▸ Task instructions:
Go over the lines below, and when one contains the word "personeel", copy it.
BEGIN Supplied material
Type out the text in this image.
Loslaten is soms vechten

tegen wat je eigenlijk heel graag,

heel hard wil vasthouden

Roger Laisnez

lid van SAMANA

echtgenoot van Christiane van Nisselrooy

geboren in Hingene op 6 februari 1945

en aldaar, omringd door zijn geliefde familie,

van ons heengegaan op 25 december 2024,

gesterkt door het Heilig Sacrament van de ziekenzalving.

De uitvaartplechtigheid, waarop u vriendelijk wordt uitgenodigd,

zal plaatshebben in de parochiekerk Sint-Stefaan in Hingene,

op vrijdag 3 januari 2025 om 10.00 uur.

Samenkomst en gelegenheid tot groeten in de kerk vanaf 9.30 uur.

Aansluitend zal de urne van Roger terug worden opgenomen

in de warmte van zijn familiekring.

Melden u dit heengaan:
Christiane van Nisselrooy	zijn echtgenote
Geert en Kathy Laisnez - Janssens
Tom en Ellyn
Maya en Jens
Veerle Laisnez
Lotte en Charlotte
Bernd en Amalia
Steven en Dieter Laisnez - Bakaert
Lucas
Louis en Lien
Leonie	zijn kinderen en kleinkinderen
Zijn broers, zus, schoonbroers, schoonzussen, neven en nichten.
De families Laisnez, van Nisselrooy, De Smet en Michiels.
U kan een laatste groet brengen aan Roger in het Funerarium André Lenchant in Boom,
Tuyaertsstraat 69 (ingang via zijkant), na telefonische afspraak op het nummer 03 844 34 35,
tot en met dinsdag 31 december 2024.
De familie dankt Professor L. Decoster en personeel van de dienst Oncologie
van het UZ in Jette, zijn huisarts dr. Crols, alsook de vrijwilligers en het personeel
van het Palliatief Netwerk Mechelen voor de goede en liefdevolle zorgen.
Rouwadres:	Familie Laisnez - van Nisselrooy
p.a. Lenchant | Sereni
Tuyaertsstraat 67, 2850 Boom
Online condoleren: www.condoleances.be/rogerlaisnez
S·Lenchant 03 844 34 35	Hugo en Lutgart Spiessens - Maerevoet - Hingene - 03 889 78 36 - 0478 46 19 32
END Supplied material
▸ Response to the exercise:
De familie dankt Professor L. Decoster en personeel van de dienst Oncologie
van het UZ in Jette, zijn huisarts dr. Crols, alsook de vrijwilligers en het personeel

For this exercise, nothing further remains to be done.